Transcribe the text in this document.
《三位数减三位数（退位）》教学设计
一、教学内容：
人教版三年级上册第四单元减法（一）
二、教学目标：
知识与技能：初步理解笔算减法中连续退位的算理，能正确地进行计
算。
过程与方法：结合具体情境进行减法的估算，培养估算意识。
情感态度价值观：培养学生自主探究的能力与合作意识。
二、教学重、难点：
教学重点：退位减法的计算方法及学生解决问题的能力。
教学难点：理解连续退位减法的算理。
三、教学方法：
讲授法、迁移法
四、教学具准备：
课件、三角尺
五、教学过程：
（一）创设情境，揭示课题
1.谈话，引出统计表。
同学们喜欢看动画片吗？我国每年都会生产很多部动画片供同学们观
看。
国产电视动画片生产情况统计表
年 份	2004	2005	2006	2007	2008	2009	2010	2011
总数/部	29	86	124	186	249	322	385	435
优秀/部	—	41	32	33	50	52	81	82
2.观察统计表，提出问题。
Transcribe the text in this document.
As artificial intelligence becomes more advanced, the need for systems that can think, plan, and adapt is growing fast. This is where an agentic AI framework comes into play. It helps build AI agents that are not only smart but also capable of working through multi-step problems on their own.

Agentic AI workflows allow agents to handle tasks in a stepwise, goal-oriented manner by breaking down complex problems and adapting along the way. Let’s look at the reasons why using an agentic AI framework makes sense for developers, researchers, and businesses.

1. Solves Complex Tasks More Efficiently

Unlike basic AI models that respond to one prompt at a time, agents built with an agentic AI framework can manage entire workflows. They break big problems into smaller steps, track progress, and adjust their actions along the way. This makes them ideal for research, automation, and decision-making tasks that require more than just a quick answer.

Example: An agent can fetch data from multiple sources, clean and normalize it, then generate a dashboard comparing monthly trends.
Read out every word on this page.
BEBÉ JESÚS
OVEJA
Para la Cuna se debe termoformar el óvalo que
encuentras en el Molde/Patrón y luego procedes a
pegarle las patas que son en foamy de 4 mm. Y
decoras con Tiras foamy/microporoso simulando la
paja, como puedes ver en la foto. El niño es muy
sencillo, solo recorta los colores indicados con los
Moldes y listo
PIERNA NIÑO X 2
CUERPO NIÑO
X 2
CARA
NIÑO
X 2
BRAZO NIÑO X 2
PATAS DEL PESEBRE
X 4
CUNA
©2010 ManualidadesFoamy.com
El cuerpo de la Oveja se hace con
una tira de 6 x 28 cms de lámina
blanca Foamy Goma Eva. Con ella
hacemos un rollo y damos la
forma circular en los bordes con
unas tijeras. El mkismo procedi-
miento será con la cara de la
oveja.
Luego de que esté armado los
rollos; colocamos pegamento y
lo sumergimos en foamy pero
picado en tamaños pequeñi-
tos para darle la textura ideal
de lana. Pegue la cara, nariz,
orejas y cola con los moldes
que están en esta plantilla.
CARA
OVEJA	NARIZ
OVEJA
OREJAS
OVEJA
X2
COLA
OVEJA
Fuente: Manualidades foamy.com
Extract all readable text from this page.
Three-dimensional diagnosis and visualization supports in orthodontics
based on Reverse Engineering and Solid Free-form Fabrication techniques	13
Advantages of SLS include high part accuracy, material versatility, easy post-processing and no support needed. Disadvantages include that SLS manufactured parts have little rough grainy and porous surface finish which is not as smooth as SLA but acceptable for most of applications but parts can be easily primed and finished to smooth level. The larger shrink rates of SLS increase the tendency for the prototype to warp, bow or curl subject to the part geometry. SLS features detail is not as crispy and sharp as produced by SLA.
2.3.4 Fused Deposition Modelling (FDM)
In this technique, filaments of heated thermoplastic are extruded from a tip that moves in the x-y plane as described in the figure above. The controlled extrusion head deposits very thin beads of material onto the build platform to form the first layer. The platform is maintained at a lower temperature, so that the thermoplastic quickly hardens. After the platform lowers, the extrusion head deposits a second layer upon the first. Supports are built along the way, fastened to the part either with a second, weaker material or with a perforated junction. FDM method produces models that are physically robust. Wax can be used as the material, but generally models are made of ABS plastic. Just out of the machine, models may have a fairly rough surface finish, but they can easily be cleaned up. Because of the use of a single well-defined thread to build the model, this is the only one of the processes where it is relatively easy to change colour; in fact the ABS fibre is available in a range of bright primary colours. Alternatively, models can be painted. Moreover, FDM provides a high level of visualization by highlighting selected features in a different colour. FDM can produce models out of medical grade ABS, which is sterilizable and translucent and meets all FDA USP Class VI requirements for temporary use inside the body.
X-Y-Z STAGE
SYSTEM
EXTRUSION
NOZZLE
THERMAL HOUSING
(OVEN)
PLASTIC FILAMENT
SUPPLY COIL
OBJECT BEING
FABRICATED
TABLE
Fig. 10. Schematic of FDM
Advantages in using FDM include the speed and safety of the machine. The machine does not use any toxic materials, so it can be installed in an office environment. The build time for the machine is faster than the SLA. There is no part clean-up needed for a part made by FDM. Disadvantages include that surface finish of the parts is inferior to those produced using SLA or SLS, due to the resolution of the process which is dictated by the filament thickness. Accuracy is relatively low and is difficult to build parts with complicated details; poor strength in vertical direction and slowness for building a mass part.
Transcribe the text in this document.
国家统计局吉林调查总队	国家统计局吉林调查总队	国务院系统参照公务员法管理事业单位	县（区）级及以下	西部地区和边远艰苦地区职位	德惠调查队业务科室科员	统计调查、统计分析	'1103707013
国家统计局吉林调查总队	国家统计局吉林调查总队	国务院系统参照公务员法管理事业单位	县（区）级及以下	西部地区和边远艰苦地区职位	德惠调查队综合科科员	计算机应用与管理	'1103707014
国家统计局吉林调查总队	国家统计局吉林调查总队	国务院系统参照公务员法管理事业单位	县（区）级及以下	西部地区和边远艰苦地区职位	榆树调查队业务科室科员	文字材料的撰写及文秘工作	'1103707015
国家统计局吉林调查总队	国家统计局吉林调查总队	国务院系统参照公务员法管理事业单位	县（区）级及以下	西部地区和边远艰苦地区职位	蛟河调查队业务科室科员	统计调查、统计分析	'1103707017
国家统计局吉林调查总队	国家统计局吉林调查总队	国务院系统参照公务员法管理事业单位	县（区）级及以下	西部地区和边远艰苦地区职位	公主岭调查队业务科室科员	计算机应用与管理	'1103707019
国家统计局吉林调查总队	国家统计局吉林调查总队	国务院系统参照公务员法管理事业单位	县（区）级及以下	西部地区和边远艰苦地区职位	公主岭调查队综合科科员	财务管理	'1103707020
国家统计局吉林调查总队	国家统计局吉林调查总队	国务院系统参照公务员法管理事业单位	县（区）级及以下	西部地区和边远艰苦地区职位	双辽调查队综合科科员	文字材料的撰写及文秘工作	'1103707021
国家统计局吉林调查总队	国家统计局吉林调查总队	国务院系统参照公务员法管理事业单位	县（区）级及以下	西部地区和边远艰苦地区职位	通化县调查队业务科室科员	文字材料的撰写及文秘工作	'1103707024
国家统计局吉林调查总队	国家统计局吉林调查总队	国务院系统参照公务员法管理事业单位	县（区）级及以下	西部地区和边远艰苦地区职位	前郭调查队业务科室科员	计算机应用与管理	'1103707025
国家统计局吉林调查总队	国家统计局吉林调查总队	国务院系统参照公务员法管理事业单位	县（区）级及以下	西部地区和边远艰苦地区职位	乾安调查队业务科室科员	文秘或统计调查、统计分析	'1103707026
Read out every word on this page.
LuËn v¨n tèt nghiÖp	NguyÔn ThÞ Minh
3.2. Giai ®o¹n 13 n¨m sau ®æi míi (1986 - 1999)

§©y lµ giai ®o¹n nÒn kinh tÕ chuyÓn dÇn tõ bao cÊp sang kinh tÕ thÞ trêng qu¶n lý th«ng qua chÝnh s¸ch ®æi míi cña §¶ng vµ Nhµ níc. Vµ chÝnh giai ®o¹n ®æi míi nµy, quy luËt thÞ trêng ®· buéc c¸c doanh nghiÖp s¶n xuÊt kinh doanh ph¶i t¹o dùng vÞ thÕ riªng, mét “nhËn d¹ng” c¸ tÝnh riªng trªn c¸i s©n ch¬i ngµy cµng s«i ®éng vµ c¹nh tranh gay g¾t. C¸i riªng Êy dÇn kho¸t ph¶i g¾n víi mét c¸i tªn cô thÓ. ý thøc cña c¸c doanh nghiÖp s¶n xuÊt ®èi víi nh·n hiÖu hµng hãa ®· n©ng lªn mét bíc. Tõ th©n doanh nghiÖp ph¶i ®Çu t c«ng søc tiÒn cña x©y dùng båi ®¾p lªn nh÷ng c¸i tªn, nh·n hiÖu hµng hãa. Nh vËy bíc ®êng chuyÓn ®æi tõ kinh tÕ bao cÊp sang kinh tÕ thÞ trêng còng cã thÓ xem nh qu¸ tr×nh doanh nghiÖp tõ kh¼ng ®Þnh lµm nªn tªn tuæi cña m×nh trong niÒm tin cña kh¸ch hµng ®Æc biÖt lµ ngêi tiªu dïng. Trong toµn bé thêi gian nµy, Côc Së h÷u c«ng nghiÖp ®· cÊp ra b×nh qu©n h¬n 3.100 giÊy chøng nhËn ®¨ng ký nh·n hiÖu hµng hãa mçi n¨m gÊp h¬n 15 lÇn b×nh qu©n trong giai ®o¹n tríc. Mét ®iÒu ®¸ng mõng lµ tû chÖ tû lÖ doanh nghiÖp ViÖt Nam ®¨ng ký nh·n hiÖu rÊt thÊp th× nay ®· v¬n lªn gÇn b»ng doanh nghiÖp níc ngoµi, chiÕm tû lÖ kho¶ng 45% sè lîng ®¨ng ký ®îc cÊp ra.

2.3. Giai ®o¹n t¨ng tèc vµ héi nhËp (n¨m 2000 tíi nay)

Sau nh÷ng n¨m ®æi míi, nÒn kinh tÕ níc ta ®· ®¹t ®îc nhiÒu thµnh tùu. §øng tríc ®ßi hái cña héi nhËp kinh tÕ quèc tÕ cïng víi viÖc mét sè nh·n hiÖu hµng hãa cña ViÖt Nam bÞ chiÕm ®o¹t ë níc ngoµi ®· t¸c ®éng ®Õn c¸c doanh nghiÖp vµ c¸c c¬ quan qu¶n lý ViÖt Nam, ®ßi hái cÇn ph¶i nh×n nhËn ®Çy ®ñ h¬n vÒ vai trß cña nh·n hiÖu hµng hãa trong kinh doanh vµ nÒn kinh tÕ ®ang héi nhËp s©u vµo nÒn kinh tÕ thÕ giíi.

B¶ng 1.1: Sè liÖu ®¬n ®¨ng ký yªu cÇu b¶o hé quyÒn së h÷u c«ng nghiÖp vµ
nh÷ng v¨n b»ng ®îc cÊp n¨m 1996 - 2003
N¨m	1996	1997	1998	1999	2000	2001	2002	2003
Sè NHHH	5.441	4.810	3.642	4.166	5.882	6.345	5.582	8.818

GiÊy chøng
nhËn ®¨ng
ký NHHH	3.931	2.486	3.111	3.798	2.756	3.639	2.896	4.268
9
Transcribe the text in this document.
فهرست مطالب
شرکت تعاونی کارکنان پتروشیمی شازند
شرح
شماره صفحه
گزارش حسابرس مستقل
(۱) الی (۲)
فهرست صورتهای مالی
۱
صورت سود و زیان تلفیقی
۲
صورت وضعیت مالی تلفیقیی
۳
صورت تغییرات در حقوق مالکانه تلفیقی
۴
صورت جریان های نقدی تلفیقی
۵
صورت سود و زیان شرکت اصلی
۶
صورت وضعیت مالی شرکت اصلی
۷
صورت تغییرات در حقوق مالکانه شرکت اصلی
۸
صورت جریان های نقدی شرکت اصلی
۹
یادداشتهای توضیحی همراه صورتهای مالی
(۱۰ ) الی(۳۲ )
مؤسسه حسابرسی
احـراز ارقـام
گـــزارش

## [What you have to do]
What is the number of lines holding the word "makes"? State it alone.

## [Exercise result]
2